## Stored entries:
((

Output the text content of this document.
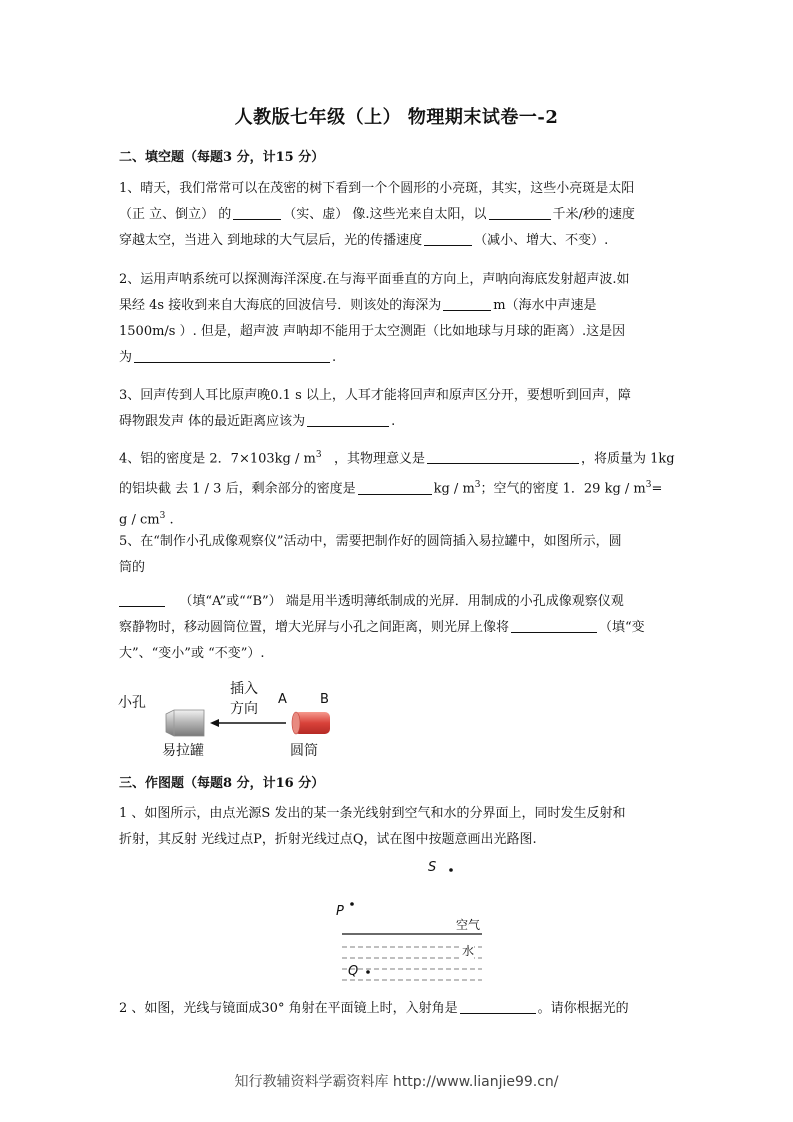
人教版七年级（上） 物理期末试卷一-2
二、填空题（每题3 分，计15 分）
1、晴天，我们常常可以在茂密的树下看到一个个圆形的小亮斑，其实，这些小亮斑是太阳
（正 立、倒立） 的	（实、虚） 像.这些光来自太阳，以	千米/秒的速度
穿越太空，当进入 到地球的大气层后，光的传播速度	（减小、增大、不变）.
2、运用声呐系统可以探测海洋深度.在与海平面垂直的方向上，声呐向海底发射超声波.如
果经 4s 接收到来自大海底的回波信号．则该处的海深为	m（海水中声速是
1500m/s ）. 但是，超声波 声呐却不能用于太空测距（比如地球与月球的距离）.这是因
为	.
3、回声传到人耳比原声晚0.1 s 以上，人耳才能将回声和原声区分开，要想听到回声，障
碍物跟发声 体的最近距离应该为	.
4、铝的密度是 2．$7\times 103kg / m^3$ ，其物理意义是	，将质量为 1kg
的铝块截 去 1 / 3 后，剩余部分的密度是	kg / $m^3$；空气的密度 1．29 kg / $m^3=$
g / $cm^3$ .
5、在“制作小孔成像观察仪”活动中，需要把制作好的圆筒插入易拉罐中，如图所示，圆
筒的
（填“A”或““B”） 端是用半透明薄纸制成的光屏．用制成的小孔成像观察仪观
察静物时，移动圆筒位置，增大光屏与小孔之间距离，则光屏上像将	（填“变
大”、“变小”或 “不变”）.
小孔
插入
方向
A	B
易拉罐	圆筒
三、作图题（每题8 分，计16 分）
1 、如图所示，由点光源S 发出的某一条光线射到空气和水的分界面上，同时发生反射和
折射，其反射 光线过点P，折射光线过点Q，试在图中按题意画出光路图.
S
P
Q
空气
水
2 、如图，光线与镜面成30° 角射在平面镜上时，入射角是	。请你根据光的
知行教辅资料学霸资料库 http://www.lianjie99.cn/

))

Set down the material above as is, without any pictures.

## Exercise result:
Output the text content of this document.
人教版七年级（上） 物理期末试卷一-2
二、填空题（每题3 分，计15 分）
1、晴天，我们常常可以在茂密的树下看到一个个圆形的小亮斑，其实，这些小亮斑是太阳
（正 立、倒立） 的	（实、虚） 像.这些光来自太阳，以	千米/秒的速度
穿越太空，当进入 到地球的大气层后，光的传播速度	（减小、增大、不变）.
2、运用声呐系统可以探测海洋深度.在与海平面垂直的方向上，声呐向海底发射超声波.如
果经 4s 接收到来自大海底的回波信号．则该处的海深为	m（海水中声速是
1500m/s ）. 但是，超声波 声呐却不能用于太空测距（比如地球与月球的距离）.这是因
为	.
3、回声传到人耳比原声晚0.1 s 以上，人耳才能将回声和原声区分开，要想听到回声，障
碍物跟发声 体的最近距离应该为	.
4、铝的密度是 2．$7\times 103kg / m^3$ ，其物理意义是	，将质量为 1kg
的铝块截 去 1 / 3 后，剩余部分的密度是	kg / $m^3$；空气的密度 1．29 kg / $m^3=$
g / $cm^3$ .
5、在“制作小孔成像观察仪”活动中，需要把制作好的圆筒插入易拉罐中，如图所示，圆
筒的
（填“A”或““B”） 端是用半透明薄纸制成的光屏．用制成的小孔成像观察仪观
察静物时，移动圆筒位置，增大光屏与小孔之间距离，则光屏上像将	（填“变
大”、“变小”或 “不变”）.
小孔
插入
方向
A	B
易拉罐	圆筒
三、作图题（每题8 分，计16 分）
1 、如图所示，由点光源S 发出的某一条光线射到空气和水的分界面上，同时发生反射和
折射，其反射 光线过点P，折射光线过点Q，试在图中按题意画出光路图.
S
P
Q
空气
水
2 、如图，光线与镜面成30° 角射在平面镜上时，入射角是	。请你根据光的
知行教辅资料学霸资料库 http://www.lianjie99.cn/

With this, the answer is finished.